Set exercise:
Write out every single entry exactly.

Material to process:
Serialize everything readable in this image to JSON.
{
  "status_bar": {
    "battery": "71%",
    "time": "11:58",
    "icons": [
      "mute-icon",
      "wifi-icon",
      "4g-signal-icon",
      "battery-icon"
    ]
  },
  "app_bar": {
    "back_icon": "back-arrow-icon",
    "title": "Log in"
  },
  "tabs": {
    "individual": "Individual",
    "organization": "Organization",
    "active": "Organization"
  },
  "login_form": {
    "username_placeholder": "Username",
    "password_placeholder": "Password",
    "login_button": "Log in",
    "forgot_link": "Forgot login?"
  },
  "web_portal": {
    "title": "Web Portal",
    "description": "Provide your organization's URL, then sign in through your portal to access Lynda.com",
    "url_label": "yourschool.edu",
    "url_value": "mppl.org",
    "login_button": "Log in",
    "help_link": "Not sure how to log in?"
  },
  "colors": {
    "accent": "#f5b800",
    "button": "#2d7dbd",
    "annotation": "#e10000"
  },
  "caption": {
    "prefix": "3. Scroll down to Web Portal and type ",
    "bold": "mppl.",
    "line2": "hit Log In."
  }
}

Final result:
Serialize everything readable in this image to JSON.
{
  "status_bar": {
    "battery": "71%",
    "time": "11:58",
    "icons": [
      "mute-icon",
      "wifi-icon",
      "4g-signal-icon",
      "battery-icon"
    ]
  },
  "app_bar": {
    "back_icon": "back-arrow-icon",
    "title": "Log in"
  },
  "tabs": {
    "individual": "Individual",
    "organization": "Organization",
    "active": "Organization"
  },
  "login_form": {
    "username_placeholder": "Username",
    "password_placeholder": "Password",
    "login_button": "Log in",
    "forgot_link": "Forgot login?"
  },
  "web_portal": {
    "title": "Web Portal",
    "description": "Provide your organization's URL, then sign in through your portal to access Lynda.com",
    "url_label": "yourschool.edu",
    "url_value": "mppl.org",
    "login_button": "Log in",
    "help_link": "Not sure how to log in?"
  },
  "colors": {
    "accent": "#f5b800",
    "button": "#2d7dbd",
    "annotation": "#e10000"
  },
  "caption": {
    "prefix": "3. Scroll down to Web Portal and type ",
    "bold": "mppl.",
    "line2": "hit Log In."
  }
}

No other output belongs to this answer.